Reproduce every line in the listing that contains the word "document".

== GIVEN DATA ==
-.-.-
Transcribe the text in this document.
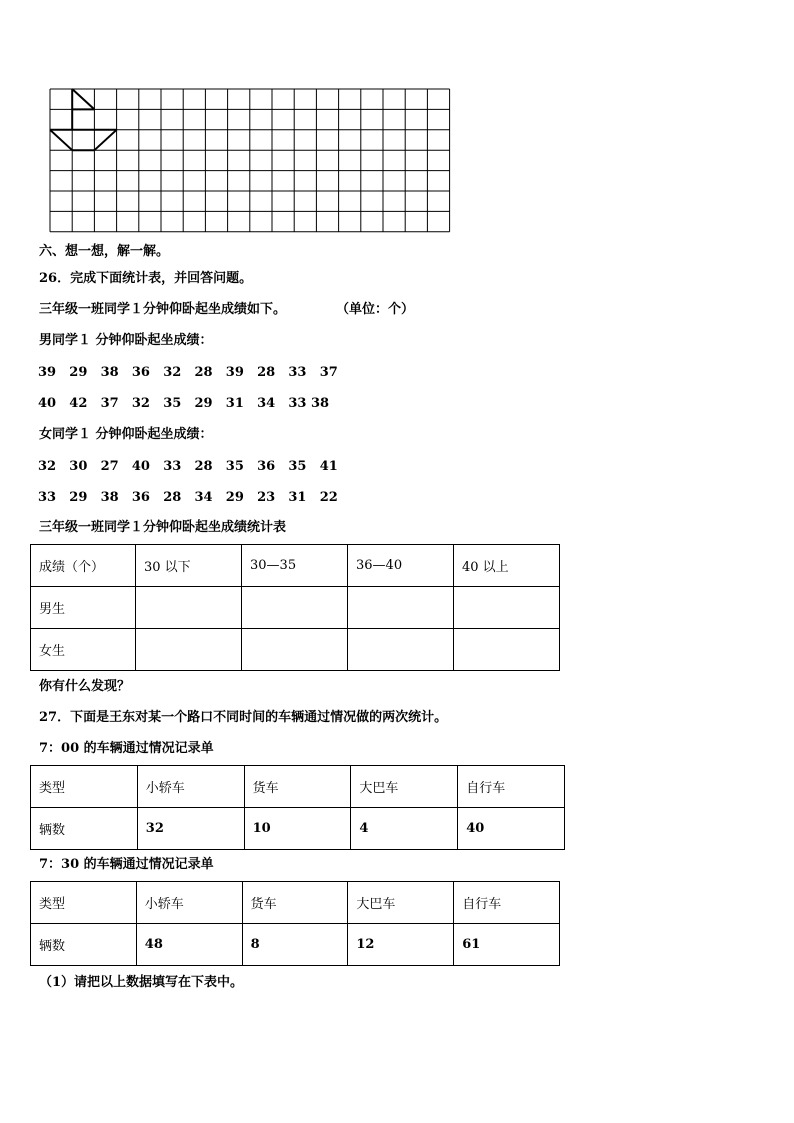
六、想一想，解一解。
26．完成下面统计表，并回答问题。
三年级一班同学１分钟仰卧起坐成绩如下。	（单位：个）
男同学１ 分钟仰卧起坐成绩：
39 29 38 36 32 28 39 28 33 37
40 42 37 32 35 29 31 34 33 38
女同学１ 分钟仰卧起坐成绩：
32 30 27 40 33 28 35 36 35 41
33 29 38 36 28 34 29 23 31 22
三年级一班同学１分钟仰卧起坐成绩统计表
成绩（个）	30 以下	30—35	36—40	40 以上
男生				
女生				
你有什么发现？
27．下面是王东对某一个路口不同时间的车辆通过情况做的两次统计。
7：00 的车辆通过情况记录单
类型	小轿车	货车	大巴车	自行车
辆数	32	10	4	40
7：30 的车辆通过情况记录单
类型	小轿车	货车	大巴车	自行车
辆数	48	8	12	61
（1）请把以上数据填写在下表中。
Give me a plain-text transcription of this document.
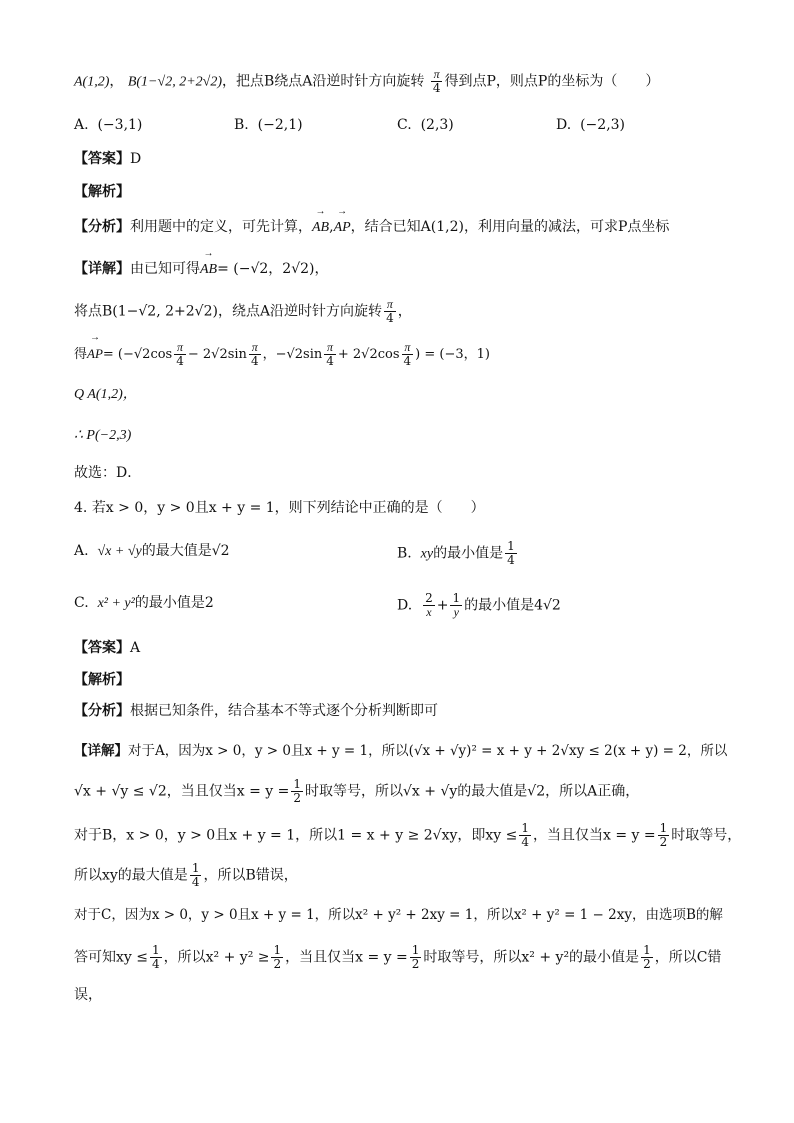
A(1,2)， B(1−√2, 2+2√2)，把点B绕点A沿逆时针方向旋转 $\frac{\pi}{4}$ 得到点P，则点P的坐标为（　　）
A. (−3,1)	B. (−2,1)	C. (2,3)	D. (−2,3)
【答案】D
【解析】
【分析】利用题中的定义，可先计算，→ AB,→ AP，结合已知A(1,2)，利用向量的减法，可求P点坐标
【详解】由已知可得→ AB= (−√2，2√2)，
将点B(1−√2, 2+2√2)，绕点A沿逆时针方向旋转 $\frac{\pi}{4}$ ，
得→ $AP= (-√2\cos \frac{\pi}{4} - 2√2\sin \frac{\pi}{4}$ ，$-√2\sin \frac{\pi}{4} + 2√2\cos \frac{\pi}{4}$ ) = (−3，1)
Q A(1,2)，
∴ P(−2,3)
故选：D．
4. 若x > 0，y > 0且x + y = 1，则下列结论中正确的是（　　）
A. √x + √y的最大值是√2	B. xy的最小值是 $\frac{1}{4}$
C. x² + y²的最小值是2	D. $\frac{2}{x} + \frac{1}{y}$ 的最小值是4√2
【答案】A
【解析】
【分析】根据已知条件，结合基本不等式逐个分析判断即可
【详解】对于A，因为x > 0，y > 0且x + y = 1，所以(√x + √y)² = x + y + 2√xy ≤ 2(x + y) = 2，所以
√x + √y ≤ √2，当且仅当$x = y = \frac{1}{2}$ 时取等号，所以√x + √y的最大值是√2，所以A正确，
对于B，x > 0，y > 0且x + y = 1，所以1 = x + y ≥ 2√xy，即xy ≤ $\frac{1}{4}$ ，当且仅当$x = y = \frac{1}{2}$ 时取等号，
所以xy的最大值是 $\frac{1}{4}$ ，所以B错误，
对于C，因为x > 0，y > 0且x + y = 1，所以x² + y² + 2xy = 1，所以x² + y² = 1 − 2xy，由选项B的解
答可知xy ≤ $\frac{1}{4}$ ，所以$x^2 + y^2 \ge \frac{1}{2}$ ，当且仅当$x = y = \frac{1}{2}$ 时取等号，所以x² + y²的最小值是 $\frac{1}{2}$ ，所以C错
误，
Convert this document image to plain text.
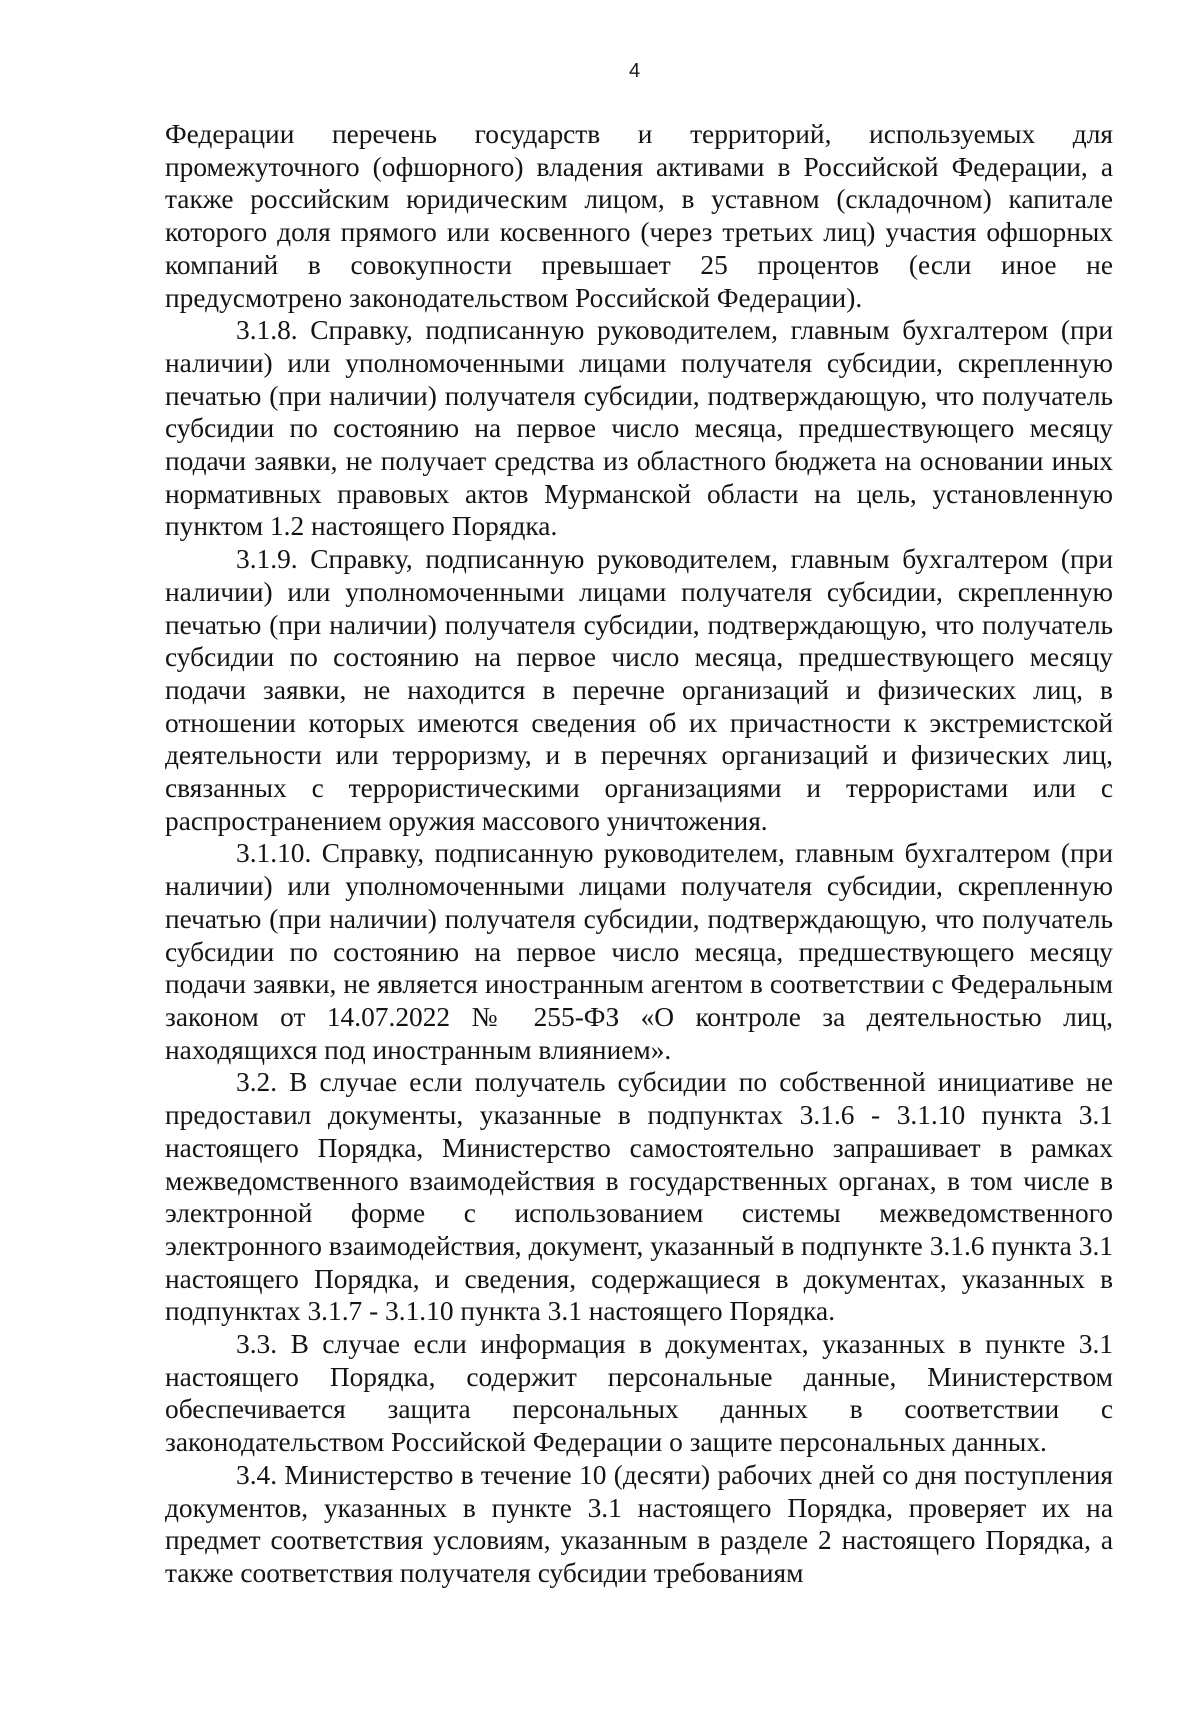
4

Федерации перечень государств и территорий, используемых для промежуточного (офшорного) владения активами в Российской Федерации, а также российским юридическим лицом, в уставном (складочном) капитале которого доля прямого или косвенного (через третьих лиц) участия офшорных компаний в совокупности превышает 25 процентов (если иное не предусмотрено законодательством Российской Федерации).

3.1.8. Справку, подписанную руководителем, главным бухгалтером (при наличии) или уполномоченными лицами получателя субсидии, скрепленную печатью (при наличии) получателя субсидии, подтверждающую, что получатель субсидии по состоянию на первое число месяца, предшествующего месяцу подачи заявки, не получает средства из областного бюджета на основании иных нормативных правовых актов Мурманской области на цель, установленную пунктом 1.2 настоящего Порядка.

3.1.9. Справку, подписанную руководителем, главным бухгалтером (при наличии) или уполномоченными лицами получателя субсидии, скрепленную печатью (при наличии) получателя субсидии, подтверждающую, что получатель субсидии по состоянию на первое число месяца, предшествующего месяцу подачи заявки, не находится в перечне организаций и физических лиц, в отношении которых имеются сведения об их причастности к экстремистской деятельности или терроризму, и в перечнях организаций и физических лиц, связанных с террористическими организациями и террористами или с распространением оружия массового уничтожения.

3.1.10. Справку, подписанную руководителем, главным бухгалтером (при наличии) или уполномоченными лицами получателя субсидии, скрепленную печатью (при наличии) получателя субсидии, подтверждающую, что получатель субсидии по состоянию на первое число месяца, предшествующего месяцу подачи заявки, не является иностранным агентом в соответствии с Федеральным законом от 14.07.2022 № 255-ФЗ «О контроле за деятельностью лиц, находящихся под иностранным влиянием».

3.2. В случае если получатель субсидии по собственной инициативе не предоставил документы, указанные в подпунктах 3.1.6 - 3.1.10 пункта 3.1 настоящего Порядка, Министерство самостоятельно запрашивает в рамках межведомственного взаимодействия в государственных органах, в том числе в электронной форме с использованием системы межведомственного электронного взаимодействия, документ, указанный в подпункте 3.1.6 пункта 3.1 настоящего Порядка, и сведения, содержащиеся в документах, указанных в подпунктах 3.1.7 - 3.1.10 пункта 3.1 настоящего Порядка.

3.3. В случае если информация в документах, указанных в пункте 3.1 настоящего Порядка, содержит персональные данные, Министерством обеспечивается защита персональных данных в соответствии с законодательством Российской Федерации о защите персональных данных.

3.4. Министерство в течение 10 (десяти) рабочих дней со дня поступления документов, указанных в пункте 3.1 настоящего Порядка, проверяет их на предмет соответствия условиям, указанным в разделе 2 настоящего Порядка, а также соответствия получателя субсидии требованиям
-.-.-
== EXPECTED ANSWER ==
Transcribe the text in this document.
Give me a plain-text transcription of this document.
Convert this document image to plain text.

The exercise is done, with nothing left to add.